** start **

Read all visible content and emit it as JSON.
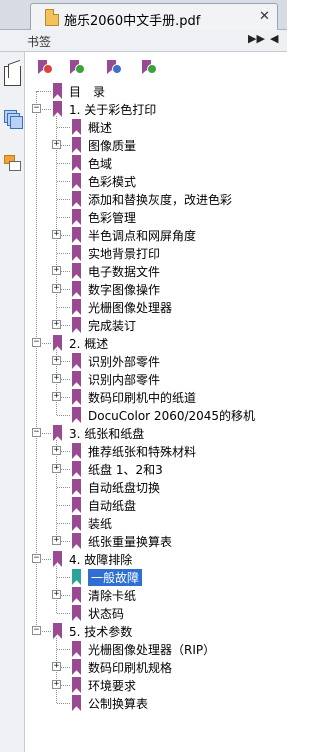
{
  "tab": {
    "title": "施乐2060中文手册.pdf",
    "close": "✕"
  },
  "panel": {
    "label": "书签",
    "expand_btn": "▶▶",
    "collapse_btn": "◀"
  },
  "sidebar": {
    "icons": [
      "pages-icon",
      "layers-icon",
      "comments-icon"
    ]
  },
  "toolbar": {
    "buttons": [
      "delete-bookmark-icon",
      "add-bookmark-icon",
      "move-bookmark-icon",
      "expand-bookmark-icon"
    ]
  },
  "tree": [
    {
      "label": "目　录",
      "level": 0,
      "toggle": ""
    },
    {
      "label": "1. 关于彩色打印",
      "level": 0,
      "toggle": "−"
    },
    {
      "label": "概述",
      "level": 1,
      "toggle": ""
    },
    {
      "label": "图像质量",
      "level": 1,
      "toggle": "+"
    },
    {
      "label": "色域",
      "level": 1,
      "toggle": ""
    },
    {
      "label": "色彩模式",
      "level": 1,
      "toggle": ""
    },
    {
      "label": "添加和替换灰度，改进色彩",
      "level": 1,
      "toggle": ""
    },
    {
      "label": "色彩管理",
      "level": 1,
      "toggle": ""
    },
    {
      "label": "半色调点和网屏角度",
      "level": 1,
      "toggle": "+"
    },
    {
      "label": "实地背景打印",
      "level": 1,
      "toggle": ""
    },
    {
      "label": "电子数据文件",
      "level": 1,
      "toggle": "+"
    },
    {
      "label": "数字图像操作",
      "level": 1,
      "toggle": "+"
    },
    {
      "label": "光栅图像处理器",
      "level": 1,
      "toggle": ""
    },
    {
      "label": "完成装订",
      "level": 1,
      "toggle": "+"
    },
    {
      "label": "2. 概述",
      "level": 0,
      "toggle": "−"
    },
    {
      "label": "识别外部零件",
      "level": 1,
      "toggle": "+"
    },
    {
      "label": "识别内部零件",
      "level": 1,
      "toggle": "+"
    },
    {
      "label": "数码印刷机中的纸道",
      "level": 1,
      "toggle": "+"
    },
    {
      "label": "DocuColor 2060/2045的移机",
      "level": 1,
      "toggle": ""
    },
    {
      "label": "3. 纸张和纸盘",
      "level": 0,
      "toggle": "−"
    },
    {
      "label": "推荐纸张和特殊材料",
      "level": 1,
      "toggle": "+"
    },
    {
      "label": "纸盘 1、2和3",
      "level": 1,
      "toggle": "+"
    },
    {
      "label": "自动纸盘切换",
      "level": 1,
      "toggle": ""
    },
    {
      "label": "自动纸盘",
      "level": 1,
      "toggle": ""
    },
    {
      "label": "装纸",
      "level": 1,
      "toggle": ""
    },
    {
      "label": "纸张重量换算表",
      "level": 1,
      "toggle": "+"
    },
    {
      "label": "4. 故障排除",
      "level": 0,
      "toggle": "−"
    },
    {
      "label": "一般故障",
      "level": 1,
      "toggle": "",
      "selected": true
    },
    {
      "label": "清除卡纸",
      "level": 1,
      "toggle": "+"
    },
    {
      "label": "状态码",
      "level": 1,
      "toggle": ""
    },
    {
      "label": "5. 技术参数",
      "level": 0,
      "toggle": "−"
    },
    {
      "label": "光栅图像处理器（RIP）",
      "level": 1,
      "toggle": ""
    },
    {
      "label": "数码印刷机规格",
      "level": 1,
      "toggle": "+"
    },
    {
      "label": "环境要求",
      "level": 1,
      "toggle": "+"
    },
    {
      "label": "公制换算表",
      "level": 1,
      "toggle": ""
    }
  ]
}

** end **

▶ YOUR INSTRUCTIONS
Report only the number of lines that hold the word "bookmark".

▶ SOLUTION TO THIS TASK
4